▶ YOUR OBJECTIVE:
From the listing below, tally the lines that include "clientes". Return only the total.

▶ INPUT MATERIAL:
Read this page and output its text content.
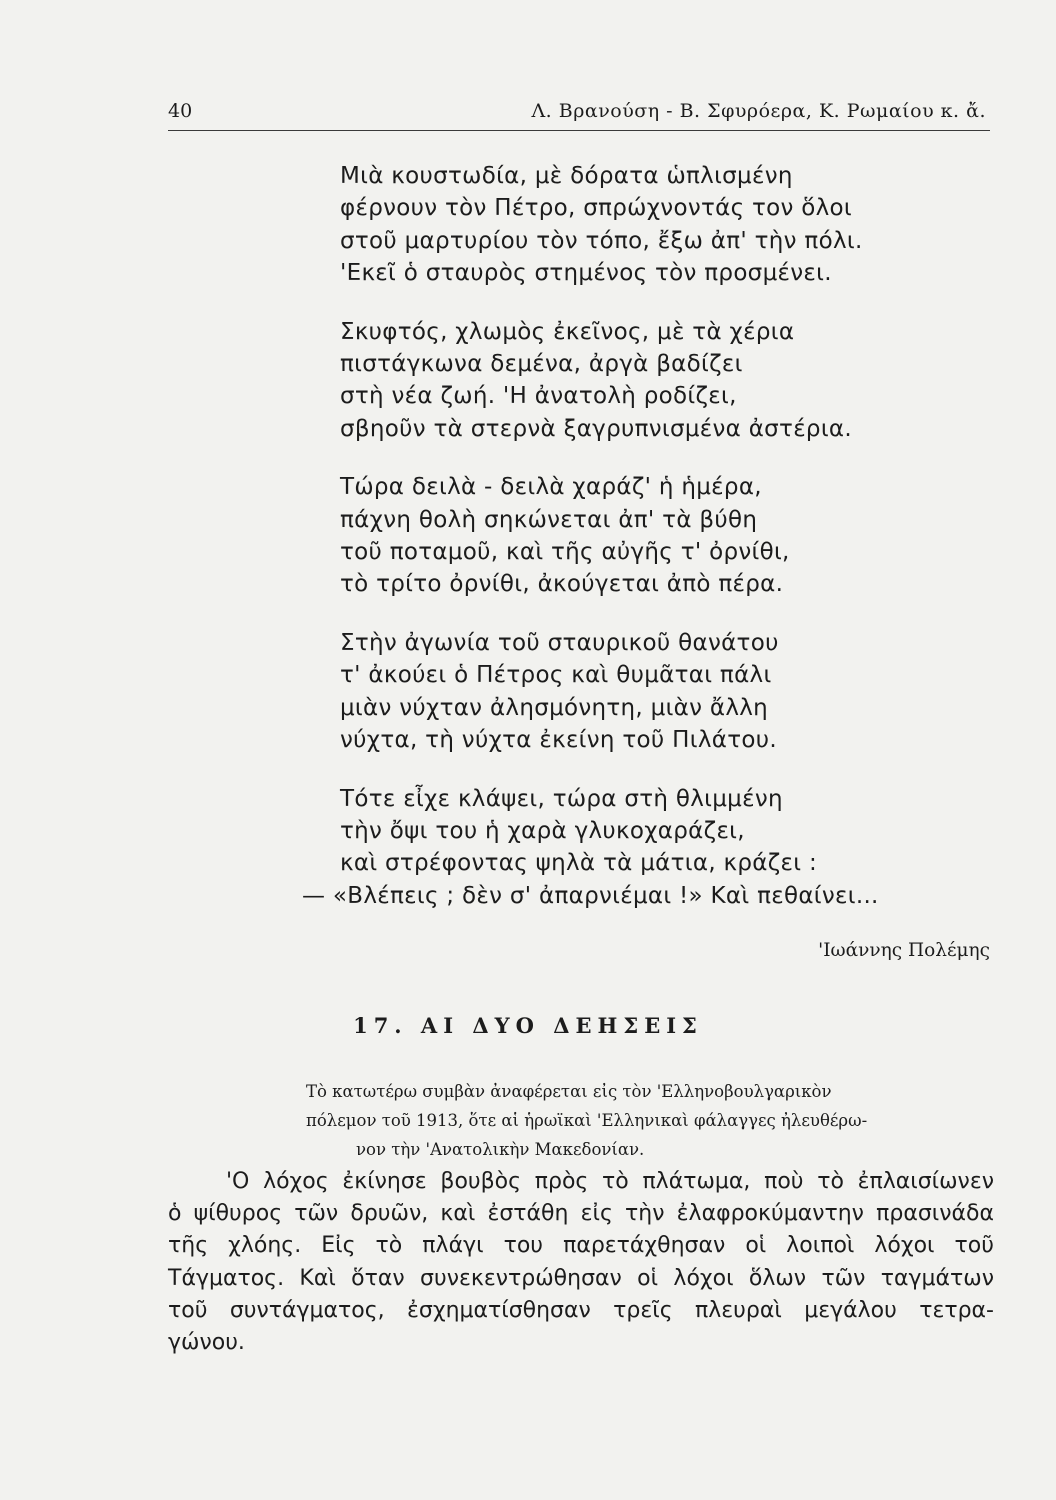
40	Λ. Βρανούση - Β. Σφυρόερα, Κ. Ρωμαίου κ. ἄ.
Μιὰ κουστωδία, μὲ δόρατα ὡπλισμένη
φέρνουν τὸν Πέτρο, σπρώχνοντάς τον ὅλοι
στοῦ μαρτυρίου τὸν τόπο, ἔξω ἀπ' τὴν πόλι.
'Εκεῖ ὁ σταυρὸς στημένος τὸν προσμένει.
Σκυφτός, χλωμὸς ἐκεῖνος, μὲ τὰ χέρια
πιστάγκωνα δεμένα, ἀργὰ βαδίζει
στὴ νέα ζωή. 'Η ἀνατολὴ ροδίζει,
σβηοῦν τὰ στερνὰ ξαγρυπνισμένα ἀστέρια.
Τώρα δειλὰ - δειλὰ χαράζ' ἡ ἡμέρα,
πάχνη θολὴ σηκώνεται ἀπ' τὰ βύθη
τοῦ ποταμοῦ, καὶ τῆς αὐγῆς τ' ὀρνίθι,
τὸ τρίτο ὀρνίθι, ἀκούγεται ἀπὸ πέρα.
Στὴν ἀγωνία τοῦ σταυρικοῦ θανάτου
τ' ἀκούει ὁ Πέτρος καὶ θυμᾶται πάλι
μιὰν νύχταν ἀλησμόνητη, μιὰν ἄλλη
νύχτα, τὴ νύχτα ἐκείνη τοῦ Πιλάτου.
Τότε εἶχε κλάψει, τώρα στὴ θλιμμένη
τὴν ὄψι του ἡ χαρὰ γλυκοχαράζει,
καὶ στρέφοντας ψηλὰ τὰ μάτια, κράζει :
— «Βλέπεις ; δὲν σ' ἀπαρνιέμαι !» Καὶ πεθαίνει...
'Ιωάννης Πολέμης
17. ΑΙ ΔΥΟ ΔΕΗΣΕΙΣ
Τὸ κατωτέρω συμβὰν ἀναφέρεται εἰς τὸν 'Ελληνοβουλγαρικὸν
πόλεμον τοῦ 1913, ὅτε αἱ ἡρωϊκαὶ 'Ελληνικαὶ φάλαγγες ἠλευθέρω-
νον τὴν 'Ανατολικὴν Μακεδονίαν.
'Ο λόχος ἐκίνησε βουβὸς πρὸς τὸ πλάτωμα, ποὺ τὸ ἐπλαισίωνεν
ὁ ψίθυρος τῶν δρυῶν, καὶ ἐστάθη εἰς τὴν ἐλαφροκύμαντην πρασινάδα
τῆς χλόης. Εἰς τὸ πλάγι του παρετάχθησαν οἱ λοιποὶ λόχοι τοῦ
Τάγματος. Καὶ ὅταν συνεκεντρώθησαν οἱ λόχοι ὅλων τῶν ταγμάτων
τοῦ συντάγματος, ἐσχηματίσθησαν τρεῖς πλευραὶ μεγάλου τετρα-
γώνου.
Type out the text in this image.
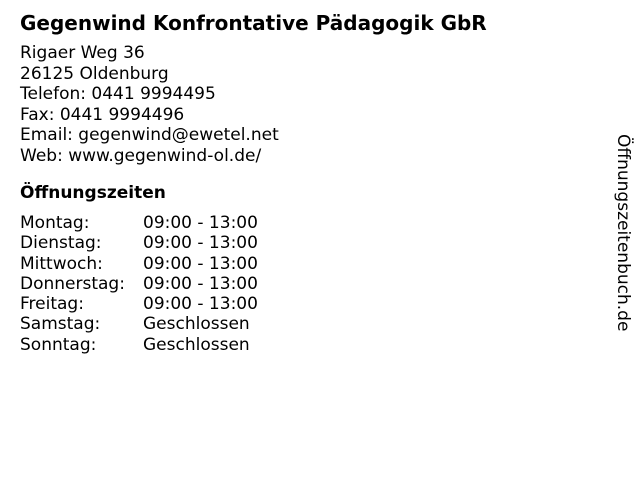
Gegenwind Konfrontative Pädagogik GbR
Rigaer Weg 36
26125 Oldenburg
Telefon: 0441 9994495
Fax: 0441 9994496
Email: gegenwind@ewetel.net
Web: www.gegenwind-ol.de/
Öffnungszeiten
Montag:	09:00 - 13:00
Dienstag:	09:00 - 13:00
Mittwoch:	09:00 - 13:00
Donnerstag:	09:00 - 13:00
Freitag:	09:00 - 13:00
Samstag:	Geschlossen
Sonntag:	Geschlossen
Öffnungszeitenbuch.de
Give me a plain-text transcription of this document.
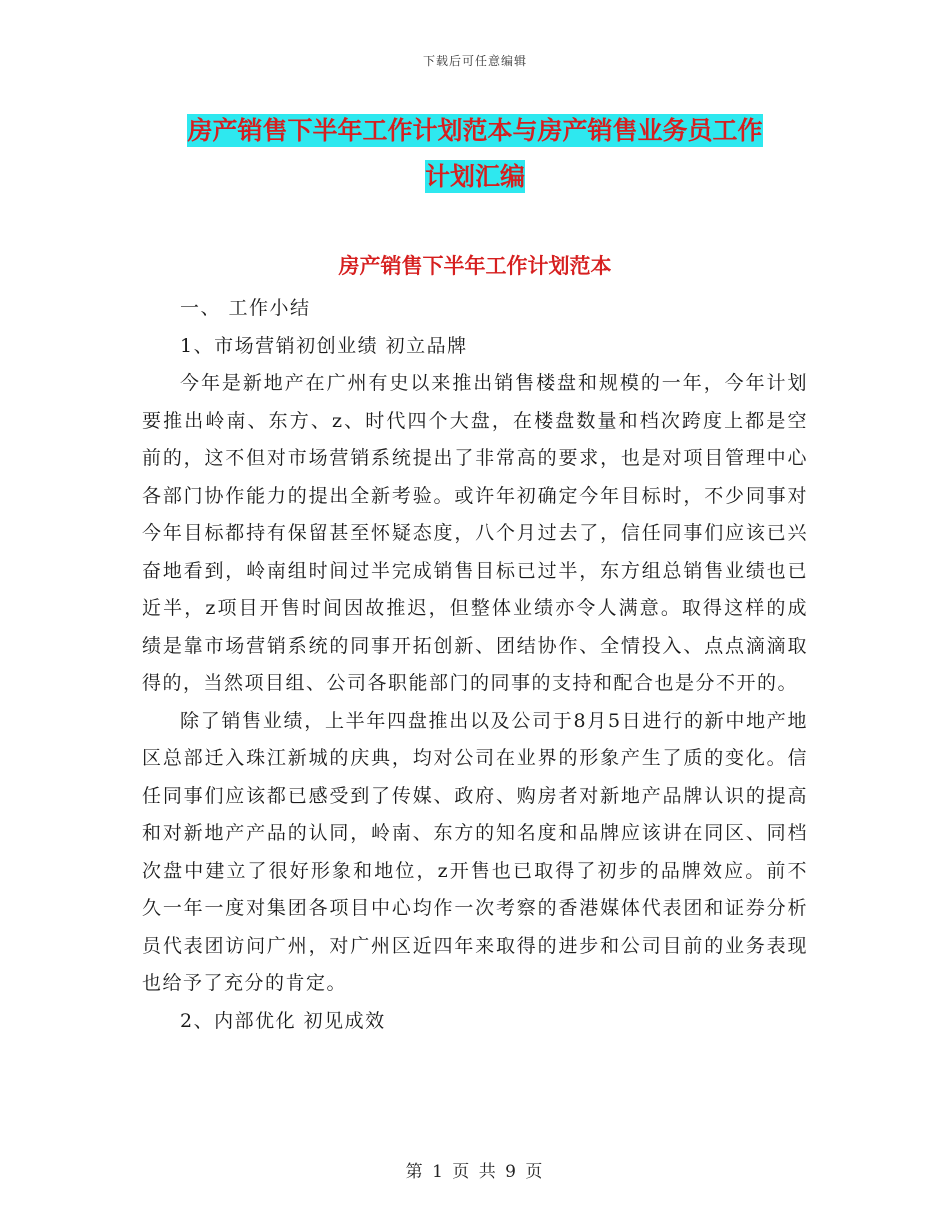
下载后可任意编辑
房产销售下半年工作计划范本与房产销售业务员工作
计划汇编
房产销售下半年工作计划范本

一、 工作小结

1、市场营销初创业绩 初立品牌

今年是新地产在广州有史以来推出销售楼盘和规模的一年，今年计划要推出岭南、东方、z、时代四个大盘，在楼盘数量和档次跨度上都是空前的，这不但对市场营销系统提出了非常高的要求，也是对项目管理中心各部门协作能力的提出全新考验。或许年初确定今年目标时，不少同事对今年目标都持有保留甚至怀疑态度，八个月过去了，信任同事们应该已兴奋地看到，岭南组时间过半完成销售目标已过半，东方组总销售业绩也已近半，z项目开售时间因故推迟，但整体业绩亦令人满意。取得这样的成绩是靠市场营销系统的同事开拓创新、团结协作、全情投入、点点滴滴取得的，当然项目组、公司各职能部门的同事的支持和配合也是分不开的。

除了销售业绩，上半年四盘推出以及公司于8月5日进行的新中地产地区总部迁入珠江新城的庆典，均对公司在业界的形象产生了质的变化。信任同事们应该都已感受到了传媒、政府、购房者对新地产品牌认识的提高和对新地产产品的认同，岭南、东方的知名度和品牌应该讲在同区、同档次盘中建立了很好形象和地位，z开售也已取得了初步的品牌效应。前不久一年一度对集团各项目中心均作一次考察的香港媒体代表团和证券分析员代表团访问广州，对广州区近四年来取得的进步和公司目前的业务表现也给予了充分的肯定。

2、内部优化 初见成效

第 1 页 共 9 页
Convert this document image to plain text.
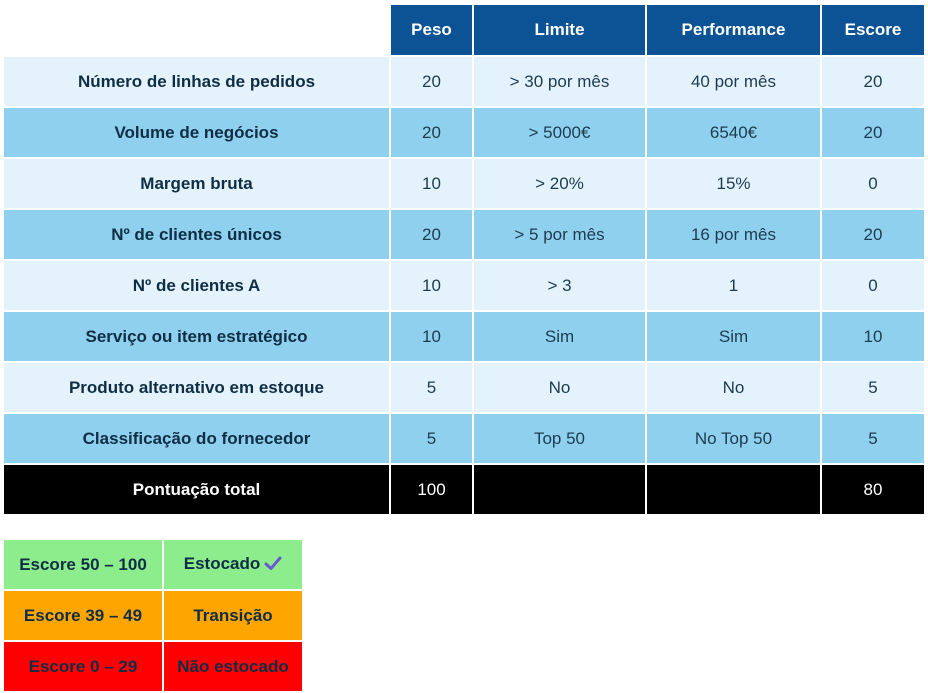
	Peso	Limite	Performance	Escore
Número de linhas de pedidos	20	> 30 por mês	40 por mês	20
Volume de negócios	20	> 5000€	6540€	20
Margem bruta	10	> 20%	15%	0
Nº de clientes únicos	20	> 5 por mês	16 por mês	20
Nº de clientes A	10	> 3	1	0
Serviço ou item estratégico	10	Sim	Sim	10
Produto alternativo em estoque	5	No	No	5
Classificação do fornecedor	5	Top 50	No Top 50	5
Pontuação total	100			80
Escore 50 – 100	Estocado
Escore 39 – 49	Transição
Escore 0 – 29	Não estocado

▶ CORRECT OUTPUT:
2